→ PROVIDED PASSAGE:
▼

A news article discusses current or recent news of either general interest (i.e. daily newspapers) or of a specific topic (i.e. political or trade news magazines, club newsletters or technology news websites).

A news article can include accounts of eyewitnesses to the happening event. It can contain photographs, accounts, statistics, graphs, recollections, interviews, polls, debates on the topic, etc. Headlines can be used to focus the reader's attention on a particular (or main) part of the article. The writer can also give facts and detailed information following answers to general questions like who, what, when, where, why and how.

Quoted references can also be helpful. References to people can also be made through the written accounts of interviews and debates confirming the factuality of the writer's information and the reliability of his source. The writer can use redirection to ensure that the reader keeps reading the article and to draw her attention to other articles. For example, phrases like "Continued on page 3" redirect the reader to a page where the article is continued.

While a good conclusion is an important ingredient for newspaper articles, the immediacy of a deadline environment means that copy editing occasionally takes the form of deleting everything past an arbitrary point in the story corresponding to the dictates of available space on a page. Therefore, newspaper reporters are trained to write in inverted pyramid style, with all the most important information in the first paragraph or two. If the less vital details are pushed toward the end of the story, then the potentially destructive impact of draconian copy editing will be minimized.

Types of news articles include:

- Breaking news, a quick, tentative update about an event that is happening right now
- News reports, e.g., a local news report about plans for a new school, or a world news report about a natural disaster
- Feature article, longer, more creatively written articles that include both human-interest stories and news articles
- Investigative reports and enterprise news reports, based on the journalist's decision to investigate a subject that has not been publicized
- Lead-alls, a central article that provides an overview of major news events and connects to related articles on narrower subjects;
- Columns, a recurring item
- Opinion pieces, including editorials (written by the editors of the publication) and op-eds (written by people outside the news organization)

== Electronic ==
Electronic articles are articles in scholarly journals or magazines that can be accessed via electronic transmission. They are a specialized form of electronic document, with a specialized content, purpose, format, metadata and availability – they consist of individual articles from scholarly journals or magazines (and now sometimes popular magazines), they have the purpose of providing material for academic research and study, they are formatted approximately like printed journal articles, the metadata is entered into specialized databases, such as the Directory of Open Access Journals as well as the databases for the discipline, and they are predominantly available through academic libraries and special libraries, generally at a fixed charge.

Electronic articles can be found in online-only journals (par excellence), but in the 21st century they have also become common as online versions of articles that also appear in printed journals. The practice of publishing of an electronic version of an article before it later appears in print is sometimes called epub ahead of print (particularly in PubMed), ahead of print (AOP), article in press or article-in-press (AIP), or advanced online publication (AOP) (for example, in the context of CrossRef).

▲

→ PROMPT:
From the passage on news articles, list every type of news article it names.

→ RECORD SET:
▼

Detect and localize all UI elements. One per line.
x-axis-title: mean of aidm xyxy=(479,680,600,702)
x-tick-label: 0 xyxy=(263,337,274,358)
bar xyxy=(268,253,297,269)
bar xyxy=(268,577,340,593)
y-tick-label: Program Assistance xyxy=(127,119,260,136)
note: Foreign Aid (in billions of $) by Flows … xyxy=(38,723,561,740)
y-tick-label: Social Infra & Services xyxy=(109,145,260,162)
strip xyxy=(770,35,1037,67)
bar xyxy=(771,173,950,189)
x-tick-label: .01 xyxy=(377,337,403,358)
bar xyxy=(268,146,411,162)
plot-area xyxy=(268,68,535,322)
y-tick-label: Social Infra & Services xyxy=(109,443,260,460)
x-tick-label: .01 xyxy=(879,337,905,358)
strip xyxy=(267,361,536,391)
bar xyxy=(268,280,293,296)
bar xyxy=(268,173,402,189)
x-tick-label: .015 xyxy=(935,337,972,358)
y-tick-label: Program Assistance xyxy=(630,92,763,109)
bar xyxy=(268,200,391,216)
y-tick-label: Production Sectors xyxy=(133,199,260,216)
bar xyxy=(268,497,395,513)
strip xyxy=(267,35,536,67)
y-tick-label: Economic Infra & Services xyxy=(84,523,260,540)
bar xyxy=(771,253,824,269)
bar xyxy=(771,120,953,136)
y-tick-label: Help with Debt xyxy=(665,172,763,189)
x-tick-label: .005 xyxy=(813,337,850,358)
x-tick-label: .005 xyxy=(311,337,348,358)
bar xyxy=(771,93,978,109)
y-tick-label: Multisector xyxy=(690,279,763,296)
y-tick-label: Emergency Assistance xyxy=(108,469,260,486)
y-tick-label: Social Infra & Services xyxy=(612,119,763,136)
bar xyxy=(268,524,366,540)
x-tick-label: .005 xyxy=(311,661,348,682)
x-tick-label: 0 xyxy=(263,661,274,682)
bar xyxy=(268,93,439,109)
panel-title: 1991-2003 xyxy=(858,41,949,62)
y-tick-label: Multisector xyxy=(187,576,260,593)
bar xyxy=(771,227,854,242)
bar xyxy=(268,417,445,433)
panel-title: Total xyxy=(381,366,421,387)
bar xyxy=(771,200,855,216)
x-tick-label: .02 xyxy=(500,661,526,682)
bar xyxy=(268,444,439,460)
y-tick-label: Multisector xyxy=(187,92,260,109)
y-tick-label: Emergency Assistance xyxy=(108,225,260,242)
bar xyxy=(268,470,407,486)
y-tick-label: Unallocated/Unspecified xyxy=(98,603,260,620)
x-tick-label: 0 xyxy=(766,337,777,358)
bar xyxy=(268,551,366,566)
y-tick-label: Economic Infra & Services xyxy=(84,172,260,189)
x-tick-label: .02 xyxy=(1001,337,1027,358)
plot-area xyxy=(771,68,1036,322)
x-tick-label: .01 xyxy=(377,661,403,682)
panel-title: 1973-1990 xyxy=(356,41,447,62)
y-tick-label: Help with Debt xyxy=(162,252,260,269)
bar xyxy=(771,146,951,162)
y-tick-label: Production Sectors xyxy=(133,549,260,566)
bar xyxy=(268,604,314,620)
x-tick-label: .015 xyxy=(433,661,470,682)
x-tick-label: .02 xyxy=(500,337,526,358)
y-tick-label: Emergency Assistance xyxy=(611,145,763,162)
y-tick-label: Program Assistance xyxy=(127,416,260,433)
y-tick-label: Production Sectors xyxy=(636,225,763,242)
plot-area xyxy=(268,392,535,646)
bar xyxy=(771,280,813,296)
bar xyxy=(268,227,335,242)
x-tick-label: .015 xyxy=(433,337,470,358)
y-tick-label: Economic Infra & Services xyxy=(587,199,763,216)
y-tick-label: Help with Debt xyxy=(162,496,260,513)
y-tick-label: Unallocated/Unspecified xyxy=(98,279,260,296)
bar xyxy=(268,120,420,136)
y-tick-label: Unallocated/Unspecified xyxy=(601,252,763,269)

▲

→ FINAL ANSWER:
- Breaking news
- News reports
- Feature articles
- Investigative reports and enterprise news reports
- Lead-alls
- Columns
- Opinion pieces